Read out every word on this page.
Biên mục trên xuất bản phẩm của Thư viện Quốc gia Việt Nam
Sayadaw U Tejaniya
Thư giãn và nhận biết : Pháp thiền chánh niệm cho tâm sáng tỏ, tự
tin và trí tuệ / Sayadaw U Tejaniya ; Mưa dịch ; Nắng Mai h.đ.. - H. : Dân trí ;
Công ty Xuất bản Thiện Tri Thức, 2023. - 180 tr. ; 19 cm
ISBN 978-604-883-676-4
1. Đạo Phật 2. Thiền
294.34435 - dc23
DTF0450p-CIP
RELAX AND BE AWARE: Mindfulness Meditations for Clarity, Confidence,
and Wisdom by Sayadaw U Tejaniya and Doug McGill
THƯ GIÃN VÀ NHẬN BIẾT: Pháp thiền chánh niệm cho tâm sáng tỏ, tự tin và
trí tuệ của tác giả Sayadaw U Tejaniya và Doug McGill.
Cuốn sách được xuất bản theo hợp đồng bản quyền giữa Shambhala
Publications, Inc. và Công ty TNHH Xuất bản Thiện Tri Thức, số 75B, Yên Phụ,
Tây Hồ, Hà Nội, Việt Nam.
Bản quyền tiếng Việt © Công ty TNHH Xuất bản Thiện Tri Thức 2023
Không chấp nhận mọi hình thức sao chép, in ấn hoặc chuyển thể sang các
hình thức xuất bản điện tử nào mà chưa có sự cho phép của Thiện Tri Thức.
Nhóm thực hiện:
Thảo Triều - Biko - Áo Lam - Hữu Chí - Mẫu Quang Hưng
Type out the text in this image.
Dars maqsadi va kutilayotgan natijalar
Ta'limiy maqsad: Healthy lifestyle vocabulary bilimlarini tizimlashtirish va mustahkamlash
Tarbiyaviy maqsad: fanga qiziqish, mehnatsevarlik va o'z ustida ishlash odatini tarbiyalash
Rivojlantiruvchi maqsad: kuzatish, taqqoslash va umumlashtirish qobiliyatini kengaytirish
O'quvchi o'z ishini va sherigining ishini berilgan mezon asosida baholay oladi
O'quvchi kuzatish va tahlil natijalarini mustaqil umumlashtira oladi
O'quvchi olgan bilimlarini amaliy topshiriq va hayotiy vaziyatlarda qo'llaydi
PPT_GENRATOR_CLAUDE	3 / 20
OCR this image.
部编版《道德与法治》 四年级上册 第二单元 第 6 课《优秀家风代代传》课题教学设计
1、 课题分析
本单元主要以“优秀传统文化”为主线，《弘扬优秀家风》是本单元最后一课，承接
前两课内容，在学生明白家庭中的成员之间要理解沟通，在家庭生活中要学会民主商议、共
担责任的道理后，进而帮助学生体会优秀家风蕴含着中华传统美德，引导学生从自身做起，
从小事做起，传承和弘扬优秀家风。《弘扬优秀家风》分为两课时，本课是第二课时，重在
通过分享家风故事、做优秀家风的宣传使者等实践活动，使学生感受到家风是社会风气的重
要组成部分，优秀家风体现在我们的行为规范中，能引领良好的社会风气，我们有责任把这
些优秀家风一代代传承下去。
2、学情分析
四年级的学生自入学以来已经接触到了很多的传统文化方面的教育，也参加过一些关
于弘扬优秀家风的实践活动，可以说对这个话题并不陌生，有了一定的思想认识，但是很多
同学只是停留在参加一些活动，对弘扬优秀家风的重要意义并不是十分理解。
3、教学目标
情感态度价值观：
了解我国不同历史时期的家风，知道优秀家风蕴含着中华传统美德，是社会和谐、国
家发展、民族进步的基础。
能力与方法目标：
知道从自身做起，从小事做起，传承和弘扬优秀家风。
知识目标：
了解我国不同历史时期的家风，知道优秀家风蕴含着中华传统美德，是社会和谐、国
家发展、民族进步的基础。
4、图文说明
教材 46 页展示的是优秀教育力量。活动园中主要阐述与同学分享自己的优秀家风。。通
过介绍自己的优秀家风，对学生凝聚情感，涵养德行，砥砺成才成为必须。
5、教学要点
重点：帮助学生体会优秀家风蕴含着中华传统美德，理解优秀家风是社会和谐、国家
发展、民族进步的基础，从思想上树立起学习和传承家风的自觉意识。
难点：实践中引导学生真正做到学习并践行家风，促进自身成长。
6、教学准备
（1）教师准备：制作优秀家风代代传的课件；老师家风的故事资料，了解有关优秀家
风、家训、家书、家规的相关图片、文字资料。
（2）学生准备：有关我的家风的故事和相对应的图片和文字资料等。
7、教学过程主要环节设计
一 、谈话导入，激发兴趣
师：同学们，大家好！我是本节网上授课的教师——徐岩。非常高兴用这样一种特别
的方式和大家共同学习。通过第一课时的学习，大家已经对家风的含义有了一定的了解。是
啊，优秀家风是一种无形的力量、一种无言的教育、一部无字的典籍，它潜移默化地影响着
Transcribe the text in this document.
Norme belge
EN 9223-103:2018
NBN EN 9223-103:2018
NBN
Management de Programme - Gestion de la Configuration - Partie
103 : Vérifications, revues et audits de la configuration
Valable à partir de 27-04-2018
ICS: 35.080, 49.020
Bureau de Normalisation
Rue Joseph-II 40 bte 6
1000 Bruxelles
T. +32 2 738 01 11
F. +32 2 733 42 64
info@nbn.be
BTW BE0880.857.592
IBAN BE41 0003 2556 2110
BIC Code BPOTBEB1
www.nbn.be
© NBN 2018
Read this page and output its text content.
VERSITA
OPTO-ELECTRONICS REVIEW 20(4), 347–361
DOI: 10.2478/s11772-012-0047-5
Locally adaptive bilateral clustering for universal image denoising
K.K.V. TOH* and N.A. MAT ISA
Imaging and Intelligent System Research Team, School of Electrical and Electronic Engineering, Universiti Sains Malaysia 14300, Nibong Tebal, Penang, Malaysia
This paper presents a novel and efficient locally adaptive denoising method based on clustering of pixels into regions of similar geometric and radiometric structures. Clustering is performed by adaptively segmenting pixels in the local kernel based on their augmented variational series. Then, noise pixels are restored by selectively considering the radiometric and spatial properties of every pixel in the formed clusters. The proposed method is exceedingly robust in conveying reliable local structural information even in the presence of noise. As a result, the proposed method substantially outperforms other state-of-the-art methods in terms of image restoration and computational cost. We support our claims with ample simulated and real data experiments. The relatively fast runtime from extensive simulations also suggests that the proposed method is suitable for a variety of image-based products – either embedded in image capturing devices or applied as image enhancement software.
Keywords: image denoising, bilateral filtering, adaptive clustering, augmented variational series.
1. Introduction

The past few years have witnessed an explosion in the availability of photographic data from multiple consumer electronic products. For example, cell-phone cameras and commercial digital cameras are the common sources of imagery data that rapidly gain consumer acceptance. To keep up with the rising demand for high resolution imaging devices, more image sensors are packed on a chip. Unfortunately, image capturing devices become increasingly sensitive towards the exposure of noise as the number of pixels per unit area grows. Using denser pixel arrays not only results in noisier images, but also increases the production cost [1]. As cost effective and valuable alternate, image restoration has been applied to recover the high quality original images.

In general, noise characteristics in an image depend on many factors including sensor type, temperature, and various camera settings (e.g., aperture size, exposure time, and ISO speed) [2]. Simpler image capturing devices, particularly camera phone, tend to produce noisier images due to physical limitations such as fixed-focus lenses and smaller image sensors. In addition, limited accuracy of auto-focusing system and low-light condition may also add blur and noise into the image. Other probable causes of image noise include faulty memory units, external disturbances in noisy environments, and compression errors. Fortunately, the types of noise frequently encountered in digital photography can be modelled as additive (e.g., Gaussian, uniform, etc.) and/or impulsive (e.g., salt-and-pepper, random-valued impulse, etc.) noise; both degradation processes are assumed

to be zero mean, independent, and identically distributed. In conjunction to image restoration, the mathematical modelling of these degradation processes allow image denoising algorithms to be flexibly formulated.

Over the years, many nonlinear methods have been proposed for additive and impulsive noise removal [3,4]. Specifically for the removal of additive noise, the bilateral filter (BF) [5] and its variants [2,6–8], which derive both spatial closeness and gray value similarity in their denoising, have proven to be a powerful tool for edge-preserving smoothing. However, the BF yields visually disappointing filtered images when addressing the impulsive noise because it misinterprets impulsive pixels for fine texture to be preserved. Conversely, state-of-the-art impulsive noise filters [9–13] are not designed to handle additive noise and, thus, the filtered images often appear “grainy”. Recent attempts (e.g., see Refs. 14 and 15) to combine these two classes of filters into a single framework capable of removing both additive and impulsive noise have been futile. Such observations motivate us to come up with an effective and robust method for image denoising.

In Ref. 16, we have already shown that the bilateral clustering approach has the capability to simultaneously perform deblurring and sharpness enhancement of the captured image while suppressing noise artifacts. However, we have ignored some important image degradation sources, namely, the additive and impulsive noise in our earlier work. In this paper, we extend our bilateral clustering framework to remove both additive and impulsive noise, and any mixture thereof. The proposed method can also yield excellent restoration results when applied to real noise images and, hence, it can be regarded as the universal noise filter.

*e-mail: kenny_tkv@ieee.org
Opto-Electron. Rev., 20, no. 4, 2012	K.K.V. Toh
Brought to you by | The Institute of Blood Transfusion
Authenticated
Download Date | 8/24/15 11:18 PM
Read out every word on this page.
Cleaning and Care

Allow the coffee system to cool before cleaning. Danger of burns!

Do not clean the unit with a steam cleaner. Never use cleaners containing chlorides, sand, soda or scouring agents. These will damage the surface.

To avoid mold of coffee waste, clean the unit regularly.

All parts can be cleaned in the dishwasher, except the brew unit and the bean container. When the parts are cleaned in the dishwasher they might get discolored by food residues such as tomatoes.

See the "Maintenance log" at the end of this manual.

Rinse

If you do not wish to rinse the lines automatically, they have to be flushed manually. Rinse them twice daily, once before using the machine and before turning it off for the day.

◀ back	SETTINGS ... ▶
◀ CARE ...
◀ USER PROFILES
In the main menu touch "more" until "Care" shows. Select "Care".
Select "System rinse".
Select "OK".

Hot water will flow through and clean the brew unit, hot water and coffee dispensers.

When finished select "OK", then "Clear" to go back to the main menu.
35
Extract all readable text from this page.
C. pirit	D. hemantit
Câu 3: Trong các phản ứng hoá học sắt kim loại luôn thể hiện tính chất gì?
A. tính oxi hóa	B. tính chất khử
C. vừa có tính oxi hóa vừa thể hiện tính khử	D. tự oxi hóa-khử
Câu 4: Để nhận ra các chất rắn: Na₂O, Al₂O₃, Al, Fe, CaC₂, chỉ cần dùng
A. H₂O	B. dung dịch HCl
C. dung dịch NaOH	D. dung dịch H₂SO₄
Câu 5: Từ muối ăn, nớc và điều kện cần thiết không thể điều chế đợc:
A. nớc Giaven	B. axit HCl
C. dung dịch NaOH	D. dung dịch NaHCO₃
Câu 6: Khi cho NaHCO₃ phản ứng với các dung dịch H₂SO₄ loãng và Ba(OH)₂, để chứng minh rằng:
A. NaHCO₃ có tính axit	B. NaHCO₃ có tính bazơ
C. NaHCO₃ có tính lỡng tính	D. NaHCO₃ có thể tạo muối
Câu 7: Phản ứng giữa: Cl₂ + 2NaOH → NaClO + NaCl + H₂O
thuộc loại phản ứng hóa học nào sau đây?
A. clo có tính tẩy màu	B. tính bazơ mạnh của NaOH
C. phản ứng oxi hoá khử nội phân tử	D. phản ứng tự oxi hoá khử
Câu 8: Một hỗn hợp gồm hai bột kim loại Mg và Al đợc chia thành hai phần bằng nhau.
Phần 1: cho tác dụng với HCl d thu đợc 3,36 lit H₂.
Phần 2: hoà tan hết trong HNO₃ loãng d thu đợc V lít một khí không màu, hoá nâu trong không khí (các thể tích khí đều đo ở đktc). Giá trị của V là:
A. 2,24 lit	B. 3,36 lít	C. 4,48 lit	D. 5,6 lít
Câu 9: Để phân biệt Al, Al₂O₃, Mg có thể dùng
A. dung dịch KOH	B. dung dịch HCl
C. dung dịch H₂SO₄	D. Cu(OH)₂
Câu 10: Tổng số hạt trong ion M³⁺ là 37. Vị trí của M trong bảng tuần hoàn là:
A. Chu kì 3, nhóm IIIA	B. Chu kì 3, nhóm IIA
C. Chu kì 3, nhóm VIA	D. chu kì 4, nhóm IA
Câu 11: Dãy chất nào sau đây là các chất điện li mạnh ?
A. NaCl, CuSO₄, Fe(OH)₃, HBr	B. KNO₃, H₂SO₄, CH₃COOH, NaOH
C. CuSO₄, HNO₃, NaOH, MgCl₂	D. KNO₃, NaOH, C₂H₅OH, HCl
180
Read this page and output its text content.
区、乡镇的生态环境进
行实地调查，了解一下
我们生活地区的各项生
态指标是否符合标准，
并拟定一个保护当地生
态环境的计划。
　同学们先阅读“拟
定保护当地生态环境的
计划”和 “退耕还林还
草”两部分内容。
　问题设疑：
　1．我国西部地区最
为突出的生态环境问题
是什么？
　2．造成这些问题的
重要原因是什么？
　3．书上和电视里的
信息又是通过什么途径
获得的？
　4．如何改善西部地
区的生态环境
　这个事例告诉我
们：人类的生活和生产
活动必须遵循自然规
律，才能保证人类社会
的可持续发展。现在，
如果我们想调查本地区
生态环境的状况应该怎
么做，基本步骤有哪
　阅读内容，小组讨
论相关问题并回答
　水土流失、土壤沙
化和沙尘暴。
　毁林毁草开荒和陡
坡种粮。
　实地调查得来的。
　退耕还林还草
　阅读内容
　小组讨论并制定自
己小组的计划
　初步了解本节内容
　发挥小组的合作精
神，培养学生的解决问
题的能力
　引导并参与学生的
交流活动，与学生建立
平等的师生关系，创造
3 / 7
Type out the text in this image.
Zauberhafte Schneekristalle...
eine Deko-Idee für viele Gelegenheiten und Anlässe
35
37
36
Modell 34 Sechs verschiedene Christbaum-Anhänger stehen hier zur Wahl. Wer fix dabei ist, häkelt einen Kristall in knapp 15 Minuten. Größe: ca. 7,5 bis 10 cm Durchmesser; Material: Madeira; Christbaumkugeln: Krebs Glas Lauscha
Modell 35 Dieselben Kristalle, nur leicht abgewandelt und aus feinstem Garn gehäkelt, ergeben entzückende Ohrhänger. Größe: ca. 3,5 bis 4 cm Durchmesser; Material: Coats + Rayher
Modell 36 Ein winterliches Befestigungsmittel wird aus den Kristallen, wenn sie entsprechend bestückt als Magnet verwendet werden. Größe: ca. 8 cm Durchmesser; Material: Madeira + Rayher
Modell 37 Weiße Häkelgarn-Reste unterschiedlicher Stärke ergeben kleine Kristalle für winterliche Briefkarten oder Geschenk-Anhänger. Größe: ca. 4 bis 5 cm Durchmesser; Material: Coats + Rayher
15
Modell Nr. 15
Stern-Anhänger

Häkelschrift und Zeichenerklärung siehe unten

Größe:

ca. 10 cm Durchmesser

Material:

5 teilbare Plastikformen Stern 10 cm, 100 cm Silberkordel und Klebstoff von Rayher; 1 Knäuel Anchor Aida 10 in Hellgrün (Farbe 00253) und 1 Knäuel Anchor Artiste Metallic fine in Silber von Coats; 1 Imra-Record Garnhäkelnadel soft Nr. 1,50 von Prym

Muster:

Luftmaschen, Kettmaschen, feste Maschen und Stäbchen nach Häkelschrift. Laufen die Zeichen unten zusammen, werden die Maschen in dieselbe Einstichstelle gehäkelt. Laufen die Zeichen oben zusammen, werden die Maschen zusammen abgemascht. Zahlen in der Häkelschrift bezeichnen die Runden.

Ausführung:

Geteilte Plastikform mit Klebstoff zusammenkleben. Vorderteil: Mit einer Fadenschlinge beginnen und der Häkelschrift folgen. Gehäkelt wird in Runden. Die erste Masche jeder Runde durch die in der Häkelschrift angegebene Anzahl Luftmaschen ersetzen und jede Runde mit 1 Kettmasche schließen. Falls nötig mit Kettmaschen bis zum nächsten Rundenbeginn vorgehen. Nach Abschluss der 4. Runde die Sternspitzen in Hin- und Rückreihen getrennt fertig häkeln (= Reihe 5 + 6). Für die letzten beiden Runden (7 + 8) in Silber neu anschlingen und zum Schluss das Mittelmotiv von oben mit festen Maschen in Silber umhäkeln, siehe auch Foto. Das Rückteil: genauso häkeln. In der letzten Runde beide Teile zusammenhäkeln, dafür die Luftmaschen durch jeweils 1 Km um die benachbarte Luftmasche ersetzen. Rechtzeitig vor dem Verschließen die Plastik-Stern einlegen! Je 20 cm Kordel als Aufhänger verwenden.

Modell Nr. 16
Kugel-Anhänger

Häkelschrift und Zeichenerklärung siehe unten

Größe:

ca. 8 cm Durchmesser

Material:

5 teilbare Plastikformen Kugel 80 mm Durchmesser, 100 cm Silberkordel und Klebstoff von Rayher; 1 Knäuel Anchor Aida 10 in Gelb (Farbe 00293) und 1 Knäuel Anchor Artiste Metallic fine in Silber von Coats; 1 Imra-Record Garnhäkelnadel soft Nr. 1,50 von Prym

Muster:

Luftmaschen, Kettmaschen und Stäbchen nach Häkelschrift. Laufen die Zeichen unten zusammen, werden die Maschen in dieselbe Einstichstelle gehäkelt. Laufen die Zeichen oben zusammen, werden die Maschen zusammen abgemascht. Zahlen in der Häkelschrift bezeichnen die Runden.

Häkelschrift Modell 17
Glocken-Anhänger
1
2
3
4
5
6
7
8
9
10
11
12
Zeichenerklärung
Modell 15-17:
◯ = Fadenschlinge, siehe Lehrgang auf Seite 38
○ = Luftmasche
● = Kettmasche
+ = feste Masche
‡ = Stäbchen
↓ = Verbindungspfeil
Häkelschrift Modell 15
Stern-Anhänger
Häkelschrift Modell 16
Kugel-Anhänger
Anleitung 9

------------------------

Exercise instructions
Select and copy every line of the listing with the word "Công".

Answer to this problem
Công ty Xuất bản Thiện Tri Thức, 2023. - 180 tr. ; 19 cm
Publications, Inc. và Công ty TNHH Xuất bản Thiện Tri Thức, số 75B, Yên Phụ,
Bản quyền tiếng Việt © Công ty TNHH Xuất bản Thiện Tri Thức 2023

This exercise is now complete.